__Provided records__:

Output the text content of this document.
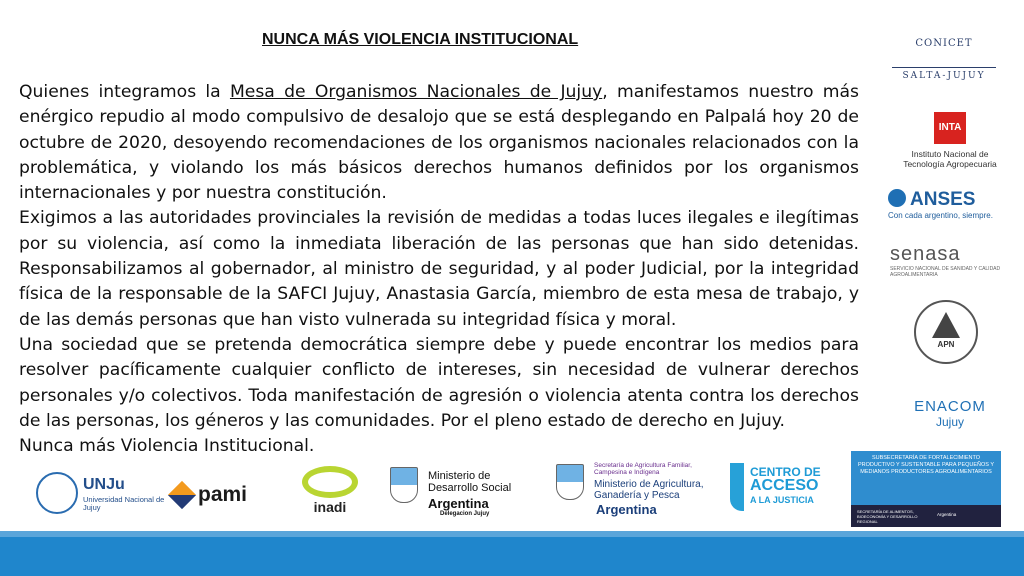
NUNCA MÁS VIOLENCIA INSTITUCIONAL

Quienes integramos la Mesa de Organismos Nacionales de Jujuy, manifestamos nuestro más enérgico repudio al modo compulsivo de desalojo que se está desplegando en Palpalá hoy 20 de octubre de 2020, desoyendo recomendaciones de los organismos nacionales relacionados con la problemática, y violando los más básicos derechos humanos definidos por los organismos internacionales y por nuestra constitución.

Exigimos a las autoridades provinciales la revisión de medidas a todas luces ilegales e ilegítimas por su violencia, así como la inmediata liberación de las personas que han sido detenidas. Responsabilizamos al gobernador, al ministro de seguridad, y al poder Judicial, por la integridad física de la responsable de la SAFCI Jujuy, Anastasia García, miembro de esta mesa de trabajo, y de las demás personas que han visto vulnerada su integridad física y moral.

Una sociedad que se pretenda democrática siempre debe y puede encontrar los medios para resolver pacíficamente cualquier conflicto de intereses, sin necesidad de vulnerar derechos personales y/o colectivos. Toda manifestación de agresión o violencia atenta contra los derechos de las personas, los géneros y las comunidades. Por el pleno estado de derecho en Jujuy.

Nunca más Violencia Institucional.

CONICET
SALTA-JUJUY
INTA
Instituto Nacional de Tecnología Agropecuaria
ANSES
Con cada argentino, siempre.
senasa
SERVICIO NACIONAL DE SANIDAD Y CALIDAD AGROALIMENTARIA
APN
ENACOM
Jujuy
UNJu
Universidad Nacional de Jujuy
pami
inadi
Ministerio de Desarrollo Social
Argentina
Delegacion Jujuy
Secretaría de Agricultura Familiar, Campesina e Indígena
Ministerio de Agricultura, Ganadería y Pesca
Argentina
CENTRO DE
ACCESO
A LA JUSTICIA
SUBSECRETARÍA DE FORTALECIMIENTO PRODUCTIVO Y SUSTENTABLE PARA PEQUEÑOS Y MEDIANOS PRODUCTORES AGROALIMENTARIOS
SECRETARÍA DE ALIMENTOS, BIOECONOMÍA Y DESARROLLO REGIONAL
Argentina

__To be done__: Copy out the records above in full, exactly as written, but not the pictures.

__Task response__:
Output the text content of this document.
NUNCA MÁS VIOLENCIA INSTITUCIONAL

Quienes integramos la Mesa de Organismos Nacionales de Jujuy, manifestamos nuestro más enérgico repudio al modo compulsivo de desalojo que se está desplegando en Palpalá hoy 20 de octubre de 2020, desoyendo recomendaciones de los organismos nacionales relacionados con la problemática, y violando los más básicos derechos humanos definidos por los organismos internacionales y por nuestra constitución.

Exigimos a las autoridades provinciales la revisión de medidas a todas luces ilegales e ilegítimas por su violencia, así como la inmediata liberación de las personas que han sido detenidas. Responsabilizamos al gobernador, al ministro de seguridad, y al poder Judicial, por la integridad física de la responsable de la SAFCI Jujuy, Anastasia García, miembro de esta mesa de trabajo, y de las demás personas que han visto vulnerada su integridad física y moral.

Una sociedad que se pretenda democrática siempre debe y puede encontrar los medios para resolver pacíficamente cualquier conflicto de intereses, sin necesidad de vulnerar derechos personales y/o colectivos. Toda manifestación de agresión o violencia atenta contra los derechos de las personas, los géneros y las comunidades. Por el pleno estado de derecho en Jujuy.

Nunca más Violencia Institucional.

CONICET
SALTA-JUJUY
INTA
Instituto Nacional de Tecnología Agropecuaria
ANSES
Con cada argentino, siempre.
senasa
SERVICIO NACIONAL DE SANIDAD Y CALIDAD AGROALIMENTARIA
APN
ENACOM
Jujuy
UNJu
Universidad Nacional de Jujuy
pami
inadi
Ministerio de Desarrollo Social
Argentina
Delegacion Jujuy
Secretaría de Agricultura Familiar, Campesina e Indígena
Ministerio de Agricultura, Ganadería y Pesca
Argentina
CENTRO DE
ACCESO
A LA JUSTICIA
SUBSECRETARÍA DE FORTALECIMIENTO PRODUCTIVO Y SUSTENTABLE PARA PEQUEÑOS Y MEDIANOS PRODUCTORES AGROALIMENTARIOS
SECRETARÍA DE ALIMENTOS, BIOECONOMÍA Y DESARROLLO REGIONAL
Argentina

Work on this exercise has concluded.